# Material start

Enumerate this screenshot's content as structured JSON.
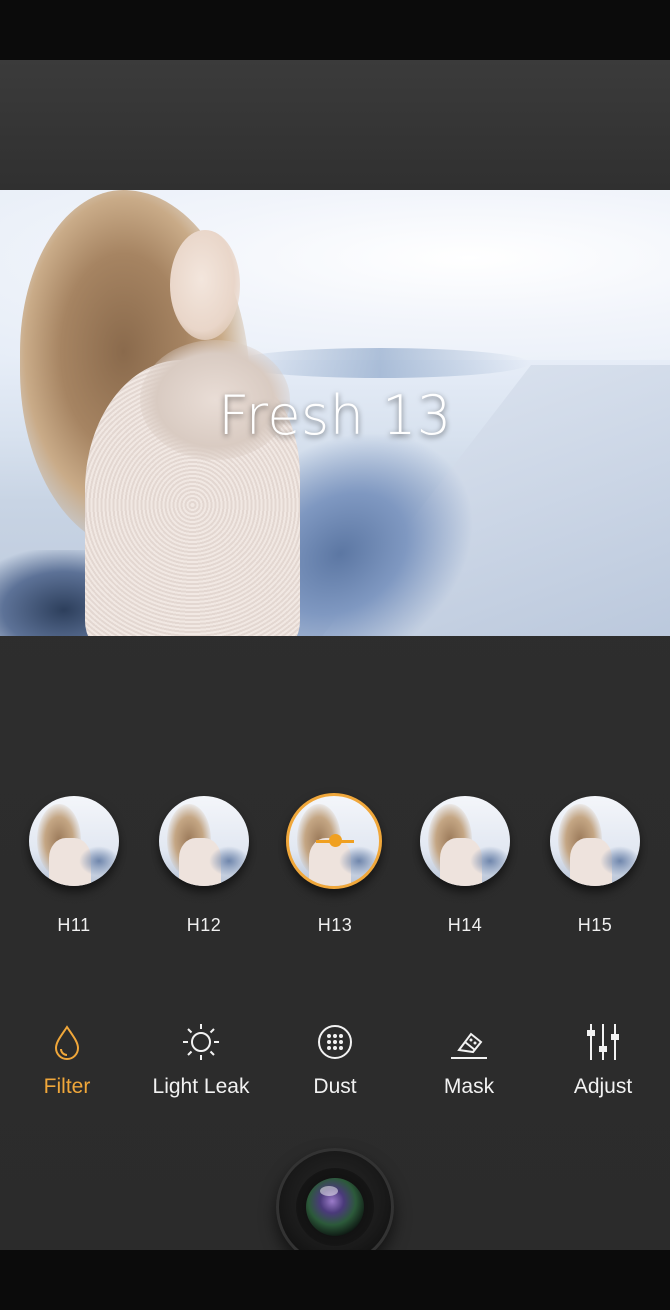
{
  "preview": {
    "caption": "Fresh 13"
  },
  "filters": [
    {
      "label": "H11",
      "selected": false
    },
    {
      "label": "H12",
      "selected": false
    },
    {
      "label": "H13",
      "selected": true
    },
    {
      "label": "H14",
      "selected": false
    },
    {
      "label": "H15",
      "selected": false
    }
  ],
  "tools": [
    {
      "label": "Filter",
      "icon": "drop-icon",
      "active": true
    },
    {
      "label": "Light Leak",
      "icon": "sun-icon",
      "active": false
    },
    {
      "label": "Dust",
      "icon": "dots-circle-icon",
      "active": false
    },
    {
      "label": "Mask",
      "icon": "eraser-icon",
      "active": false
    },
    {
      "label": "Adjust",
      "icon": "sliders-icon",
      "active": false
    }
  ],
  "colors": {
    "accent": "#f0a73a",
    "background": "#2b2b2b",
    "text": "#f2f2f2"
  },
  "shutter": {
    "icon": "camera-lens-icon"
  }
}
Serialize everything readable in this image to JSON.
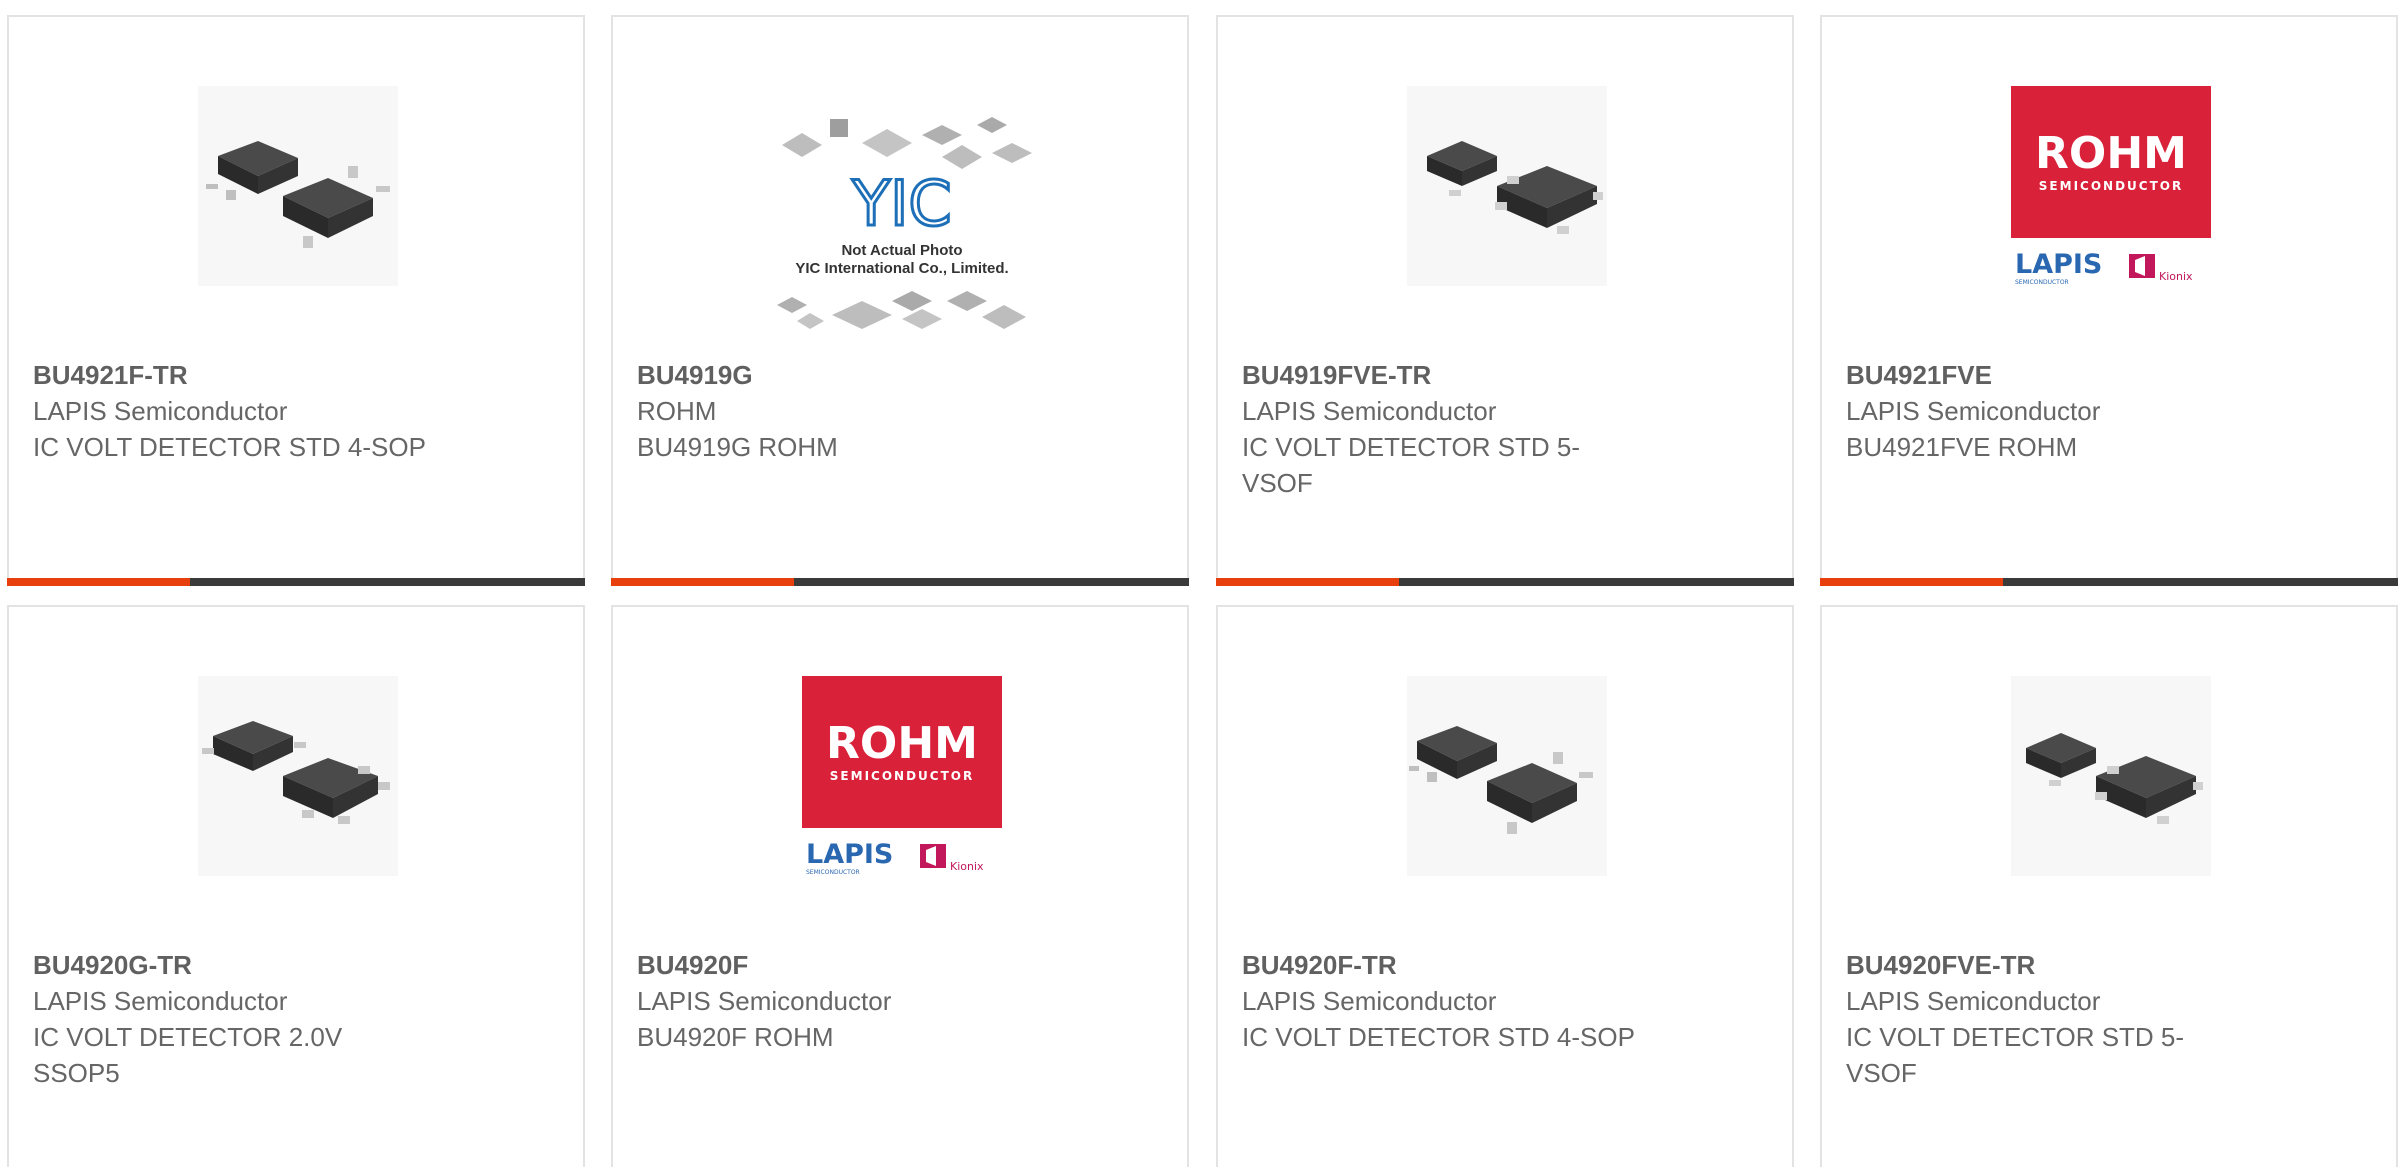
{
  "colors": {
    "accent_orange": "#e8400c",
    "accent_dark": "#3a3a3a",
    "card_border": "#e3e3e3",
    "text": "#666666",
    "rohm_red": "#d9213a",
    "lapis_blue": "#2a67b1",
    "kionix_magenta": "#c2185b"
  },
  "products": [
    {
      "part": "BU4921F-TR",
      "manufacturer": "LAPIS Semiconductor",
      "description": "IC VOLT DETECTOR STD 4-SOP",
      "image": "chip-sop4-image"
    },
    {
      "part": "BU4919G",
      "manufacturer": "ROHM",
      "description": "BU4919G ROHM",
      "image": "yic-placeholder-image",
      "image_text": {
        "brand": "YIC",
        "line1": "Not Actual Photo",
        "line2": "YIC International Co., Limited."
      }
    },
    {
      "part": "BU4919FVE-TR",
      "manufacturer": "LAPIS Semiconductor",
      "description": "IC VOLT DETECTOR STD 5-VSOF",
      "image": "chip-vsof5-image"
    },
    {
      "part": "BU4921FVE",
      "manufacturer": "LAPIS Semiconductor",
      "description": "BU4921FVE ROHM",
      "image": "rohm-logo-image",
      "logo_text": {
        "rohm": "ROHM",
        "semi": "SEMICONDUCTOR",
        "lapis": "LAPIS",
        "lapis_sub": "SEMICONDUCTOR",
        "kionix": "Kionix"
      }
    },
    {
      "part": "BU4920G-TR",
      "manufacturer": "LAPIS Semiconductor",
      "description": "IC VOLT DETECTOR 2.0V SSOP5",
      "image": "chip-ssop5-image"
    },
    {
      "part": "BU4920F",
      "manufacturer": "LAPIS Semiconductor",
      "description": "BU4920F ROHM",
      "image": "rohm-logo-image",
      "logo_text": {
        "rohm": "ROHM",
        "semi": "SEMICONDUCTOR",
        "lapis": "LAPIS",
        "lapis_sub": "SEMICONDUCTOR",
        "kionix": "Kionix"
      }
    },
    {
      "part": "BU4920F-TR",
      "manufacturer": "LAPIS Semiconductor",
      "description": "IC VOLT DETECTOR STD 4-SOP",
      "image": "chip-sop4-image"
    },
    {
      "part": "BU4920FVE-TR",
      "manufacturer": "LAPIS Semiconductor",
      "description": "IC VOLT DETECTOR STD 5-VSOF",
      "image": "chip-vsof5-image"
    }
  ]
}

# Material end

Leave the images out, please, and restate each line word for word.

Enumerate this screenshot's content as structured JSON.
{
  "preview": {
    "caption": "Fresh 13"
  },
  "filters": [
    {
      "label": "H11",
      "selected": false
    },
    {
      "label": "H12",
      "selected": false
    },
    {
      "label": "H13",
      "selected": true
    },
    {
      "label": "H14",
      "selected": false
    },
    {
      "label": "H15",
      "selected": false
    }
  ],
  "tools": [
    {
      "label": "Filter",
      "icon": "drop-icon",
      "active": true
    },
    {
      "label": "Light Leak",
      "icon": "sun-icon",
      "active": false
    },
    {
      "label": "Dust",
      "icon": "dots-circle-icon",
      "active": false
    },
    {
      "label": "Mask",
      "icon": "eraser-icon",
      "active": false
    },
    {
      "label": "Adjust",
      "icon": "sliders-icon",
      "active": false
    }
  ],
  "colors": {
    "accent": "#f0a73a",
    "background": "#2b2b2b",
    "text": "#f2f2f2"
  },
  "shutter": {
    "icon": "camera-lens-icon"
  }
}
Serialize everything readable in this image to JSON.
{
  "colors": {
    "accent_orange": "#e8400c",
    "accent_dark": "#3a3a3a",
    "card_border": "#e3e3e3",
    "text": "#666666",
    "rohm_red": "#d9213a",
    "lapis_blue": "#2a67b1",
    "kionix_magenta": "#c2185b"
  },
  "products": [
    {
      "part": "BU4921F-TR",
      "manufacturer": "LAPIS Semiconductor",
      "description": "IC VOLT DETECTOR STD 4-SOP",
      "image": "chip-sop4-image"
    },
    {
      "part": "BU4919G",
      "manufacturer": "ROHM",
      "description": "BU4919G ROHM",
      "image": "yic-placeholder-image",
      "image_text": {
        "brand": "YIC",
        "line1": "Not Actual Photo",
        "line2": "YIC International Co., Limited."
      }
    },
    {
      "part": "BU4919FVE-TR",
      "manufacturer": "LAPIS Semiconductor",
      "description": "IC VOLT DETECTOR STD 5-VSOF",
      "image": "chip-vsof5-image"
    },
    {
      "part": "BU4921FVE",
      "manufacturer": "LAPIS Semiconductor",
      "description": "BU4921FVE ROHM",
      "image": "rohm-logo-image",
      "logo_text": {
        "rohm": "ROHM",
        "semi": "SEMICONDUCTOR",
        "lapis": "LAPIS",
        "lapis_sub": "SEMICONDUCTOR",
        "kionix": "Kionix"
      }
    },
    {
      "part": "BU4920G-TR",
      "manufacturer": "LAPIS Semiconductor",
      "description": "IC VOLT DETECTOR 2.0V SSOP5",
      "image": "chip-ssop5-image"
    },
    {
      "part": "BU4920F",
      "manufacturer": "LAPIS Semiconductor",
      "description": "BU4920F ROHM",
      "image": "rohm-logo-image",
      "logo_text": {
        "rohm": "ROHM",
        "semi": "SEMICONDUCTOR",
        "lapis": "LAPIS",
        "lapis_sub": "SEMICONDUCTOR",
        "kionix": "Kionix"
      }
    },
    {
      "part": "BU4920F-TR",
      "manufacturer": "LAPIS Semiconductor",
      "description": "IC VOLT DETECTOR STD 4-SOP",
      "image": "chip-sop4-image"
    },
    {
      "part": "BU4920FVE-TR",
      "manufacturer": "LAPIS Semiconductor",
      "description": "IC VOLT DETECTOR STD 5-VSOF",
      "image": "chip-vsof5-image"
    }
  ]
}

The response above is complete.